EXERCISE GOAL: Working from the line that contains "Output the text content of this document." down to the last line below, repeat each line exactly.

INPUT DATA:
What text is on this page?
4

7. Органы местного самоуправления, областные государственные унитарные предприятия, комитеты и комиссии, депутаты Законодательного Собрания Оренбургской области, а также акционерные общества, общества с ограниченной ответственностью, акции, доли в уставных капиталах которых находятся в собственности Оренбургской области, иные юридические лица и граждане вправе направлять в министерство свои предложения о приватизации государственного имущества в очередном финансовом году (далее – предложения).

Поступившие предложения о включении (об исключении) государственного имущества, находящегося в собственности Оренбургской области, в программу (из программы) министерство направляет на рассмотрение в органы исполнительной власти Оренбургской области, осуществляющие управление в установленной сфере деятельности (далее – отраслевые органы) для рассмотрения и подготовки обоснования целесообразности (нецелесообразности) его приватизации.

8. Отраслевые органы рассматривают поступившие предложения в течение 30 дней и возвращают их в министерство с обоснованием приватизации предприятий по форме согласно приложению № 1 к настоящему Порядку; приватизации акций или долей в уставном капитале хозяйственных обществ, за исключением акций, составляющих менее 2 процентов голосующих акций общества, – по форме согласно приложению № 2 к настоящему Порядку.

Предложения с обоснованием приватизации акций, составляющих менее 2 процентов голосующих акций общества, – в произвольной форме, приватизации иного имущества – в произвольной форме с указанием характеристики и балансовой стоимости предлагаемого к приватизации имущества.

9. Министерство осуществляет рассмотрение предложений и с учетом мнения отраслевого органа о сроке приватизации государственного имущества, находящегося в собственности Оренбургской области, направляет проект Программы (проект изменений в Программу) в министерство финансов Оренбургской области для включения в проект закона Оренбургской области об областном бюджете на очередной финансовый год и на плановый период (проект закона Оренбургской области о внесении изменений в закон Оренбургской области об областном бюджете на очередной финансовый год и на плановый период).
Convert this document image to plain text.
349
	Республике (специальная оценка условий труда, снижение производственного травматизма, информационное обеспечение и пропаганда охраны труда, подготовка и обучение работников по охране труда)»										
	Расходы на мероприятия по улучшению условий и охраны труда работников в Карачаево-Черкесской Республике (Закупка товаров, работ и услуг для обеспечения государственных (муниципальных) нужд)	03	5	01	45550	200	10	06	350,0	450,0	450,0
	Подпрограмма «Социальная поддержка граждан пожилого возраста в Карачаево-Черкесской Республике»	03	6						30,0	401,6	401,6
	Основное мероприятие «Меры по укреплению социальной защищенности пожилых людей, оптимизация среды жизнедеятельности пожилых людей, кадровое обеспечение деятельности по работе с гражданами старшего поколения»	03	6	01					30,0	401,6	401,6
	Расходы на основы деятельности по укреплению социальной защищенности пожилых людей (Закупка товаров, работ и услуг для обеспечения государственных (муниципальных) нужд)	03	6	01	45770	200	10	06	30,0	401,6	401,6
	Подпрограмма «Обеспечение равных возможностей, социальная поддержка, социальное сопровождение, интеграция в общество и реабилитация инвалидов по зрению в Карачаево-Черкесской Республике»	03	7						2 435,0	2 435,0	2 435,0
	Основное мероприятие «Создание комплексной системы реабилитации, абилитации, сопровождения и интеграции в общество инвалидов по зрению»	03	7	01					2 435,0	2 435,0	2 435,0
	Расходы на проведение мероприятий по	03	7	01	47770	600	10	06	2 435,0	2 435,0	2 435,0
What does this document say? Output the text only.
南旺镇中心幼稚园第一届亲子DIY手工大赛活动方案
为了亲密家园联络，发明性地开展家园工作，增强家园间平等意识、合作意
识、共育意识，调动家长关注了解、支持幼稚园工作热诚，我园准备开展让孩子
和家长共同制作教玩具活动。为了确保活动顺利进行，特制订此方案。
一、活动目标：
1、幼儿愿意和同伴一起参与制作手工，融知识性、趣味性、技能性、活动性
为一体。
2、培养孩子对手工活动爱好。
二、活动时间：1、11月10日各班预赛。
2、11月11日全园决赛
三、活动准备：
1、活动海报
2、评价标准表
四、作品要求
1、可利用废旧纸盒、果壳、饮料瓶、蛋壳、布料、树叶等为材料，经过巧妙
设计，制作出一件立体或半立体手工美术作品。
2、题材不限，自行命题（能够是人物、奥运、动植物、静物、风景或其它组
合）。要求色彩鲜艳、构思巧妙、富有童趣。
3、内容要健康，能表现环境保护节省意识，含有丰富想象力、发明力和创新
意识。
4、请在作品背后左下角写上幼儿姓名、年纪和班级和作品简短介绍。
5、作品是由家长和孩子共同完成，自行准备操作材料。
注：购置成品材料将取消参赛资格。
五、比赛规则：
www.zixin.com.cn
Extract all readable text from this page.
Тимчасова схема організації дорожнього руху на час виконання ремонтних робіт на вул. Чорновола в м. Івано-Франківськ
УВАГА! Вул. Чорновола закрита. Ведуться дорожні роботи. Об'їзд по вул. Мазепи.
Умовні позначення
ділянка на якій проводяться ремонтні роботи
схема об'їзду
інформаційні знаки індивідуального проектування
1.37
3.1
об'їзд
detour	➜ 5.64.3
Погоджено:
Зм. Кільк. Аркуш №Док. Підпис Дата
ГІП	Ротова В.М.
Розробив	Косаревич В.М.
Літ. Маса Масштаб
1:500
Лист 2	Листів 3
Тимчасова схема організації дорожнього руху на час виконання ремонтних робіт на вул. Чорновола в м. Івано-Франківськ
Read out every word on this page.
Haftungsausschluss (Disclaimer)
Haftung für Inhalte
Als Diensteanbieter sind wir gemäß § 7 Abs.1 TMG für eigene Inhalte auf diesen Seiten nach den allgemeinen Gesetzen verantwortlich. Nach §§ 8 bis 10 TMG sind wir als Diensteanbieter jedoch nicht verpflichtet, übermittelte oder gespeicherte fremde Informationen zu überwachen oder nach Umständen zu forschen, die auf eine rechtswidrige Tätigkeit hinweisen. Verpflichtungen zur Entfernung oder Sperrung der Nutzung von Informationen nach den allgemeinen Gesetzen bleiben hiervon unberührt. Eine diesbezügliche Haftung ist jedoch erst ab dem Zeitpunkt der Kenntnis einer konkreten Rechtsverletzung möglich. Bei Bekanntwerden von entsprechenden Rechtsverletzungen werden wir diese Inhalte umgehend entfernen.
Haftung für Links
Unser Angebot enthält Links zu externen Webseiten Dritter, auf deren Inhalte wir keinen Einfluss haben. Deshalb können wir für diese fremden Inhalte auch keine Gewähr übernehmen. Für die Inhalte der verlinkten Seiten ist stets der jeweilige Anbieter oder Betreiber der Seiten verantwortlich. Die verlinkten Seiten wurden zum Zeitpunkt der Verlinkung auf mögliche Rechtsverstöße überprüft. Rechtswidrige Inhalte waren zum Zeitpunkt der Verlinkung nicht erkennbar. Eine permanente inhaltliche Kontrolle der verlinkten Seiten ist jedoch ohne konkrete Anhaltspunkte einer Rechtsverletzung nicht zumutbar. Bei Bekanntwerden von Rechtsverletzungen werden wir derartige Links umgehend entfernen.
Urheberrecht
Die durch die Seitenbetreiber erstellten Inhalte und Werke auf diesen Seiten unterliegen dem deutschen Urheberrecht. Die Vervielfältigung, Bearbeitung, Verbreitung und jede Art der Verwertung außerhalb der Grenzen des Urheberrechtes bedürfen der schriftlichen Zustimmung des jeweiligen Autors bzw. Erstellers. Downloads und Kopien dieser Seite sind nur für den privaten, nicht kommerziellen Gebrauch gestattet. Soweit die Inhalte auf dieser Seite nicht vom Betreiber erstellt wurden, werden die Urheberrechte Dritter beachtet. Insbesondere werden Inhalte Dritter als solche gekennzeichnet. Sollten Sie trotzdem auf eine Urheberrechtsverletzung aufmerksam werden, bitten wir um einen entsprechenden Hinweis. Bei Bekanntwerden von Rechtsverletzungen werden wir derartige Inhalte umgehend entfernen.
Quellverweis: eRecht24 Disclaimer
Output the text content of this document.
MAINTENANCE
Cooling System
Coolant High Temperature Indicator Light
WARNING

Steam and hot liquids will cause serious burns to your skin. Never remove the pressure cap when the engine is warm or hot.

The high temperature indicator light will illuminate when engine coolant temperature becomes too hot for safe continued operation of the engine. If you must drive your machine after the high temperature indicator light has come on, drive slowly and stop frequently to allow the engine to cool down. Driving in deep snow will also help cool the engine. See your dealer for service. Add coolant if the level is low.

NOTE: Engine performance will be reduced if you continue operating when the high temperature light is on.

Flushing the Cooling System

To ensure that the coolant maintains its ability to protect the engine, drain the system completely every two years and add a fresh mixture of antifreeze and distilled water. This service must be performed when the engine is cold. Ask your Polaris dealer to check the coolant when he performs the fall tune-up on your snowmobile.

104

RESPONSE FOR THIS EXERCISE:
Output the text content of this document.
MAINTENANCE
Cooling System
Coolant High Temperature Indicator Light
WARNING

Steam and hot liquids will cause serious burns to your skin. Never remove the pressure cap when the engine is warm or hot.

The high temperature indicator light will illuminate when engine coolant temperature becomes too hot for safe continued operation of the engine. If you must drive your machine after the high temperature indicator light has come on, drive slowly and stop frequently to allow the engine to cool down. Driving in deep snow will also help cool the engine. See your dealer for service. Add coolant if the level is low.

NOTE: Engine performance will be reduced if you continue operating when the high temperature light is on.

Flushing the Cooling System

To ensure that the coolant maintains its ability to protect the engine, drain the system completely every two years and add a fresh mixture of antifreeze and distilled water. This service must be performed when the engine is cold. Ask your Polaris dealer to check the coolant when he performs the fall tune-up on your snowmobile.

104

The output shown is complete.